**What is asked**.
Your task is to gather the lines below that hold the string "subtitle".

---------- Data provided

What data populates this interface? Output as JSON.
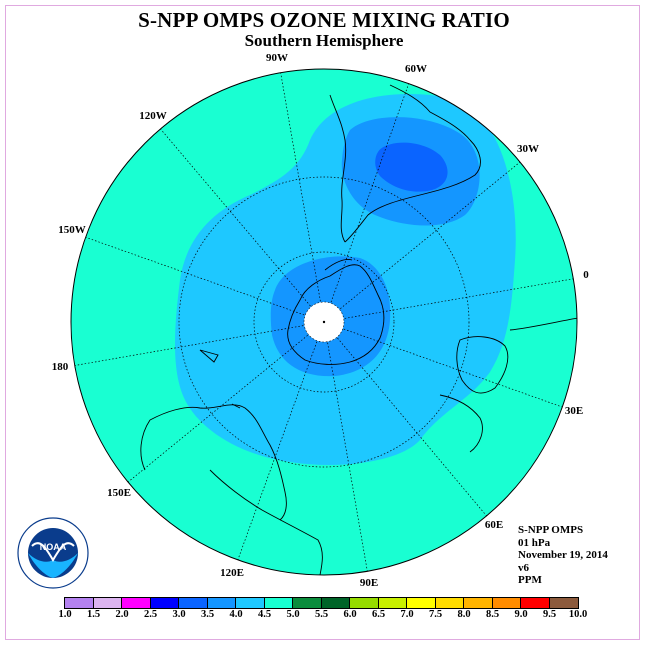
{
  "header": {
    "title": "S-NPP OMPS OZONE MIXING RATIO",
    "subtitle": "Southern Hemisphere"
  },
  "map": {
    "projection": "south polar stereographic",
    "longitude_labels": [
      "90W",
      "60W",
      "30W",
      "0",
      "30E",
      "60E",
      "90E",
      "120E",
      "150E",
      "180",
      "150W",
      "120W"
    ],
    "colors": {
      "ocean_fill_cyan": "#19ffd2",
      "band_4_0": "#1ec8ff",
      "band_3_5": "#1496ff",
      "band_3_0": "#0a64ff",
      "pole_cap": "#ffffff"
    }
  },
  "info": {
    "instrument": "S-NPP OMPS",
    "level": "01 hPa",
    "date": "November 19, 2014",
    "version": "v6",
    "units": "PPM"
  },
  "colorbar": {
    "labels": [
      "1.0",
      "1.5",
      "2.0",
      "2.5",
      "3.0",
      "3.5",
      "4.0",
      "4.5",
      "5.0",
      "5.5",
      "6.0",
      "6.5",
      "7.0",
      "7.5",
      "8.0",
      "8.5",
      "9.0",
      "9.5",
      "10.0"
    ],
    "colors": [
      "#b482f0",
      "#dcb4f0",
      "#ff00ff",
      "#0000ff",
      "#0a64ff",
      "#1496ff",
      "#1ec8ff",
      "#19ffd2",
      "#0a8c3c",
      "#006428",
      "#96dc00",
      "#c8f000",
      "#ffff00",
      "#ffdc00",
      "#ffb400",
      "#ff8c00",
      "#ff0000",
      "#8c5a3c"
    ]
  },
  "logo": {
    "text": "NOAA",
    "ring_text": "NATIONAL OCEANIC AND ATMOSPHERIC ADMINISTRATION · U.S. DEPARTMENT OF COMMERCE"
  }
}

--------------------
---------- Data provided

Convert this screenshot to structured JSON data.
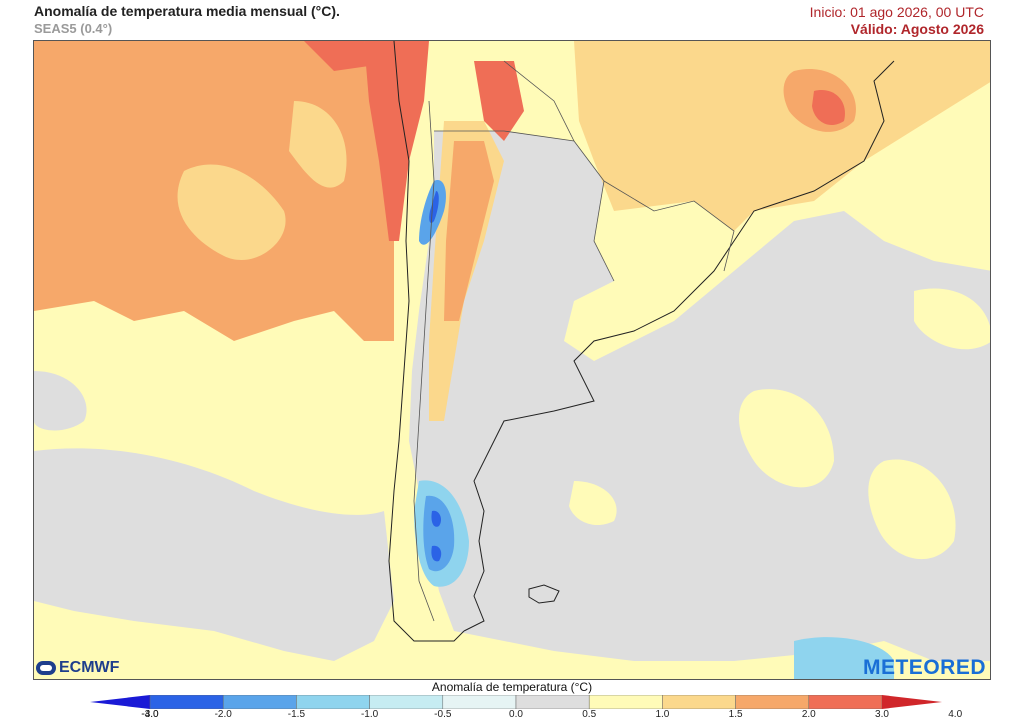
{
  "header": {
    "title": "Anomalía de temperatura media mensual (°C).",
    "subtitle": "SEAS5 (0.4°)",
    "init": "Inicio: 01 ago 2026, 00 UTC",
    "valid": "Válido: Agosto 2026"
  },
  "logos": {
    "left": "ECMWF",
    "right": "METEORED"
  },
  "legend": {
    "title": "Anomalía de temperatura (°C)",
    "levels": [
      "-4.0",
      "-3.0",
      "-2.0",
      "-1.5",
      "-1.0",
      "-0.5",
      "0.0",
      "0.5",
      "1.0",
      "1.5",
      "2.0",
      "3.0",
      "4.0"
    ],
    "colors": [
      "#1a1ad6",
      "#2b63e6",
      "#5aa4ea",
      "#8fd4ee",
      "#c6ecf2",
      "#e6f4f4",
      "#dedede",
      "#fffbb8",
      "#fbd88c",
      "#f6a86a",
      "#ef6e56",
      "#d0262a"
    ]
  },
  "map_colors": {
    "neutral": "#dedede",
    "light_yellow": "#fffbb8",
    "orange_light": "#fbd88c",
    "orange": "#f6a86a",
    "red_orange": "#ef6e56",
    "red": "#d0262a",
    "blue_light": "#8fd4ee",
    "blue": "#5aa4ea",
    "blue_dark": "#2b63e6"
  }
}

--------------------
---------- Data provided

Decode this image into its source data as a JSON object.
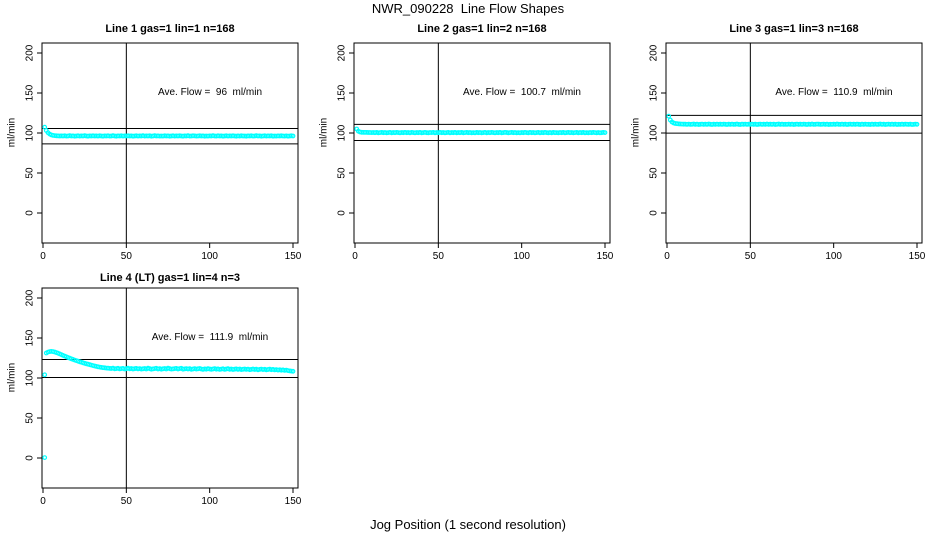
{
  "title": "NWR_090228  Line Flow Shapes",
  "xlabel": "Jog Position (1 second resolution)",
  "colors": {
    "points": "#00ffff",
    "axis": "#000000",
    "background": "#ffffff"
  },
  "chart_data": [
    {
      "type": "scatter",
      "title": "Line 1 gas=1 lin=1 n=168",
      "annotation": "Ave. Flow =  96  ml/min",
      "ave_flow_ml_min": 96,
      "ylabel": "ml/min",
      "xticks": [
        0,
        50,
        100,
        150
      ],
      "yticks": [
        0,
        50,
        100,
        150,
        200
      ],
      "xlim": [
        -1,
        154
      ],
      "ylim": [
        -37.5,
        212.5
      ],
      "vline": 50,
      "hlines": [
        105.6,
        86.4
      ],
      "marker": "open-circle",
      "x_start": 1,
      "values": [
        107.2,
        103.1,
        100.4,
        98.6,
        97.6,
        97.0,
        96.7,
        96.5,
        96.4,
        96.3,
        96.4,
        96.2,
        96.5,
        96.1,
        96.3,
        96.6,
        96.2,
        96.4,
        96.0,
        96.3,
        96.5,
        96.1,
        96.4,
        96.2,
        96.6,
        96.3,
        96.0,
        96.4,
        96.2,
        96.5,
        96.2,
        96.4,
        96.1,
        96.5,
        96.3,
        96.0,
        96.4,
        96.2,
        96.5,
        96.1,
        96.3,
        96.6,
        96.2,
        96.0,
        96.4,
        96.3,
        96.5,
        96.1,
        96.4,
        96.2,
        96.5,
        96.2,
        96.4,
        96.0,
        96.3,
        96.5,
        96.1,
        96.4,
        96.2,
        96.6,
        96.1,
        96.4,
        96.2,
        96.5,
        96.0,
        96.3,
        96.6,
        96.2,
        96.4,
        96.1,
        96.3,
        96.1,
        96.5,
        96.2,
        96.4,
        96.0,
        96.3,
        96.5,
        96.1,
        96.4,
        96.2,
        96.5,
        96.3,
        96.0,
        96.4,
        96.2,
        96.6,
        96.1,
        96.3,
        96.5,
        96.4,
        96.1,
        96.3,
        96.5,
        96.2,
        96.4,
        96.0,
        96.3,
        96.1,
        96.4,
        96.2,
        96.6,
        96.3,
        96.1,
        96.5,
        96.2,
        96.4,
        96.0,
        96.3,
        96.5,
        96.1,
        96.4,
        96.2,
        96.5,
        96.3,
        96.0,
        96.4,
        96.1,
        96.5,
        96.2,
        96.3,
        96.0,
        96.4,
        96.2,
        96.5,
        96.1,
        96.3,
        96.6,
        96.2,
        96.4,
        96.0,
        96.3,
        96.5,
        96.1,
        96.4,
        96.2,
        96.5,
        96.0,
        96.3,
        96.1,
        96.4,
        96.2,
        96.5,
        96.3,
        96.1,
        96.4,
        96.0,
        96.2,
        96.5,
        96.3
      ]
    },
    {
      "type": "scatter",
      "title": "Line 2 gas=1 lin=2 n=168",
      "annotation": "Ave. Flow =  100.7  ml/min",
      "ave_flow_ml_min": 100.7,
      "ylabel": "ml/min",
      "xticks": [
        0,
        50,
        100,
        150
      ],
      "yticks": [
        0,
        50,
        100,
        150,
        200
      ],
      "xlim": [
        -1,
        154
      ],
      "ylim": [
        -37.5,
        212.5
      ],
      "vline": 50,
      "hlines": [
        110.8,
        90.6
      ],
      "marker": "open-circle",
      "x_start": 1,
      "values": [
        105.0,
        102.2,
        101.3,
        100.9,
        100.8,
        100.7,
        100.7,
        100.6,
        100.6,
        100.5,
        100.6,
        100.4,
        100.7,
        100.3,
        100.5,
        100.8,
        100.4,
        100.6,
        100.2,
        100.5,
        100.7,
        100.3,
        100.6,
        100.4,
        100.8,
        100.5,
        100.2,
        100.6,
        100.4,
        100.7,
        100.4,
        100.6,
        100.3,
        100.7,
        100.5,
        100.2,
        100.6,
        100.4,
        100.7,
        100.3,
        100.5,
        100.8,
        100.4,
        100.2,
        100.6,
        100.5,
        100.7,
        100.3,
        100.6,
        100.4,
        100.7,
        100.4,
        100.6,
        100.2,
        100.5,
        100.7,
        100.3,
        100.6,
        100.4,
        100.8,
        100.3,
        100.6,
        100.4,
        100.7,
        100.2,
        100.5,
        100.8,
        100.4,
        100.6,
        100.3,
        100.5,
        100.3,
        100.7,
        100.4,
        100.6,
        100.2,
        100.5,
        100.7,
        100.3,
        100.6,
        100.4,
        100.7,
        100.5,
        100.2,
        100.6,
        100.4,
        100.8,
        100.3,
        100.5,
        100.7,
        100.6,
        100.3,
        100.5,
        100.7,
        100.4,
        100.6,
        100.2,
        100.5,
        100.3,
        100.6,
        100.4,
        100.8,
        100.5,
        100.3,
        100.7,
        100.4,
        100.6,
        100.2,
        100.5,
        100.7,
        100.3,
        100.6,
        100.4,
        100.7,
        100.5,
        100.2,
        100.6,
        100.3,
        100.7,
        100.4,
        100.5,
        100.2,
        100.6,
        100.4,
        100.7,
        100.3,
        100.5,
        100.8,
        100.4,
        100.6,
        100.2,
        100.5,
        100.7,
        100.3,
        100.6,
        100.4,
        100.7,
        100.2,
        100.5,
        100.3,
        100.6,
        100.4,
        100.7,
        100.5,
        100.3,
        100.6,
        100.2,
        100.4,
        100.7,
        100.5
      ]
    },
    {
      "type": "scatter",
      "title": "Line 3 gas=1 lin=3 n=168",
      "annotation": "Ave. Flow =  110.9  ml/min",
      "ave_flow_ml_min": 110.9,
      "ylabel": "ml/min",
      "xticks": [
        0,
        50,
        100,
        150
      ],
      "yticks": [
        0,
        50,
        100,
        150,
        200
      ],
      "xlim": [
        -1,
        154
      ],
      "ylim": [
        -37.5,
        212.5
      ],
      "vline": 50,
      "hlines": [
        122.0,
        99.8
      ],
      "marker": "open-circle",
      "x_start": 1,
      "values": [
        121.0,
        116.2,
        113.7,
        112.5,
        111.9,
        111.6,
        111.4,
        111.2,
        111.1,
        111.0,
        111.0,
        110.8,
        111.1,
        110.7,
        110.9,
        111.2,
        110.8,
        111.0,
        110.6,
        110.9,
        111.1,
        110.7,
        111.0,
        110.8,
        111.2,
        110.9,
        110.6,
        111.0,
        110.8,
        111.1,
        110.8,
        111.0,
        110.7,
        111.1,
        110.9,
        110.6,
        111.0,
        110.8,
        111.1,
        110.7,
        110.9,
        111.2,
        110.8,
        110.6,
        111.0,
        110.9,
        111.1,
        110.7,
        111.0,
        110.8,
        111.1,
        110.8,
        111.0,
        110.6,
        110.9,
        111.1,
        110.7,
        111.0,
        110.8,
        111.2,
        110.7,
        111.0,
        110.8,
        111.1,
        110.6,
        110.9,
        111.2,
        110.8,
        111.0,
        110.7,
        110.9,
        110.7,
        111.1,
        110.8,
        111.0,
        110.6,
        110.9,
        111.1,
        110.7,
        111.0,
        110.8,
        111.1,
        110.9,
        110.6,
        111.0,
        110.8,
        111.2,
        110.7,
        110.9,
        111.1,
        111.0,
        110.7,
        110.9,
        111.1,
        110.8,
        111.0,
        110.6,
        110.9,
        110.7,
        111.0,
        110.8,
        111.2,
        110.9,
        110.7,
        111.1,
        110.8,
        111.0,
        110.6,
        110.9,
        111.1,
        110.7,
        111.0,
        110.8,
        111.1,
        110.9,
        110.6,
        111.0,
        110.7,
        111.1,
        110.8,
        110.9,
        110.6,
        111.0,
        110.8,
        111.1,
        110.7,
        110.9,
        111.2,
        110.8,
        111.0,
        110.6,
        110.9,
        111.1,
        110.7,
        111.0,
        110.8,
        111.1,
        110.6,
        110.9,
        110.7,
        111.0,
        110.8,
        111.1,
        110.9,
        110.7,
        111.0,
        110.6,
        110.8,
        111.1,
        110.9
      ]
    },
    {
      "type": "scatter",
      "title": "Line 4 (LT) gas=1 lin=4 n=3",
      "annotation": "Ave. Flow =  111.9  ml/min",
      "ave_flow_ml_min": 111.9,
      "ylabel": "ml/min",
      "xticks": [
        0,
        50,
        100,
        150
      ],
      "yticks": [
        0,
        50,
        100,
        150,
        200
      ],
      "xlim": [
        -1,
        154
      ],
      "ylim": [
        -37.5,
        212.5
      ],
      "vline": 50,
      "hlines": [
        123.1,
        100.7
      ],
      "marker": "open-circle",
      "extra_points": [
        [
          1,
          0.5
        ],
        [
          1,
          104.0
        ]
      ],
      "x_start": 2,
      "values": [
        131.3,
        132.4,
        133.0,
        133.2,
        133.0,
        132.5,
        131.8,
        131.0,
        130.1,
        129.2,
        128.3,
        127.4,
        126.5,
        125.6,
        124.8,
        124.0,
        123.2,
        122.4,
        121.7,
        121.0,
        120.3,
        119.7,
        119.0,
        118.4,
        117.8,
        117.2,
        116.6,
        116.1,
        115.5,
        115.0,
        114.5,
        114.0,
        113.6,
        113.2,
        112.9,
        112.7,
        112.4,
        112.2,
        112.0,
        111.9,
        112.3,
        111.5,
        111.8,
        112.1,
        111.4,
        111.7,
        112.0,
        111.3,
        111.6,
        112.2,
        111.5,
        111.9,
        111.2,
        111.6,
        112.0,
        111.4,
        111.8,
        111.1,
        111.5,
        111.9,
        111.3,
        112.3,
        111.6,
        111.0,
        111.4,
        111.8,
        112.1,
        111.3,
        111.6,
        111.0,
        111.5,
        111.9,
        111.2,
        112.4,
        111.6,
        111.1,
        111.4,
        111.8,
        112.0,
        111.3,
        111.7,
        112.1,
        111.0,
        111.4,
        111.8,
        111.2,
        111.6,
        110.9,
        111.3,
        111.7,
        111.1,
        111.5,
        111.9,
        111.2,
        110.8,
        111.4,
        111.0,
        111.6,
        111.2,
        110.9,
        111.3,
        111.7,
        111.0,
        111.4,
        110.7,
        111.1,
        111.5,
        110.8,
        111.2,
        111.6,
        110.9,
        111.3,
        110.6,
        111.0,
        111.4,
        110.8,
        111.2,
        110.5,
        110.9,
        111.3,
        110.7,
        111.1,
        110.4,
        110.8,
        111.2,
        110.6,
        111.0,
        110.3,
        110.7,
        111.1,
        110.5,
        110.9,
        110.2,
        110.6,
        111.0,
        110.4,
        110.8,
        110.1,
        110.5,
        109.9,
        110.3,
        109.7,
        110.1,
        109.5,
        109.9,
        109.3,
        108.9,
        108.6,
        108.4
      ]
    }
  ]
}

--------------------

**Answer to the problem**.
    "subtitle": "Southern Hemisphere"
    "subtitle": "SEAS5 (0.4°)",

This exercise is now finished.